### Extrait de page
Le don du Dhamma surpasse tous les autres dons

Comment le Bouddha enseigne…

 

Le buddha Gautama est souvent appelé Śākyamuni, le “sage des Śākya”.
Ce surnom veut dire, littéralement, le “silencieux des Śākya” (le terme muni correspond à notre mot “muet”…!). Une manière d'affirmer que sa sagesse, qui s'exprime dans un discours jusque là inouï (au sens propre), est exemplaire d'une certaine “économie” de la parole : “La parole est d'argent, mais le silence est d'or”, pourrait-on dire avec la sagesse populaire ! Il n'est pas anodin que ce surnom ait été attribué au Buddha seulement au début de l'ère chrétienne, alors que se développe et se formalise le “Grand Véhicule” (Mahāyāna). Une évolution qui n'aurait sans doute pas existée sans les écoles anciennes du Mahāsaṃghika, celles-là même qui, dès avant l'ère chrétienne, affirmaient que le Buddha enseignait à tous en prononçant un seul son (pas même un mot…), car chacun projetait sur ce son, selon ses conditionnements propres, ce qui lui était nécessaire d'entendre ; aussi le Buddha enseignait-il sans dire un seul mot !

Ces caractéristiques propres au discours du Buddha et à ses enseignements furent au centre de nombreux débats parmi les écoles indiennes du bouddhisme ancien. Toutes avaient conscience de la “vertu” très originale de sa parole – qui n'était pas liée à sa qualité “rationnelle” ou “conceptuelle” – mais à un véritable pouvoir de guérison.
######
### Données fournies
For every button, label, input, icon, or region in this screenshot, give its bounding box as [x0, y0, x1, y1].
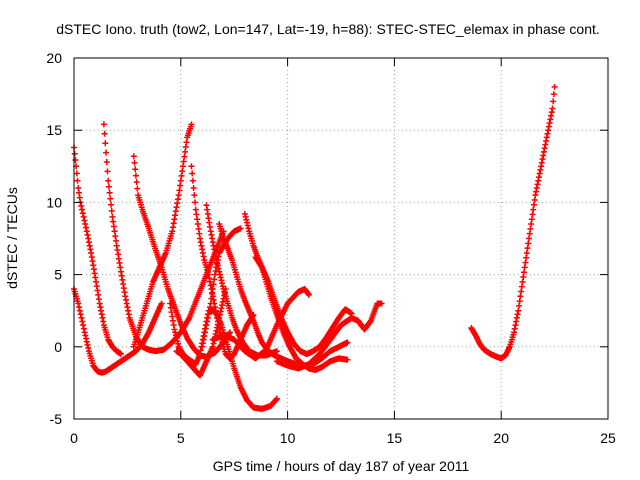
######
** Consigne **
Répondez à ces questions sur l'extrait de page.
1. Que veut dire littéralement le surnom Śākyamuni ?
2. D'après les écoles du Mahāsaṃghika, comment le Buddha enseignait-il à tous ?
3. À quoi la « vertu » de la parole du Buddha était-elle liée ?

** Réponse **
1. Il veut dire littéralement le « silencieux des Śākya ».
2. Il enseignait à tous en prononçant un seul son, sur lequel chacun projetait, selon ses conditionnements propres, ce qu'il lui était nécessaire d'entendre.
3. Elle était liée à un véritable pouvoir de guérison, et non à sa qualité « rationnelle » ou « conceptuelle ».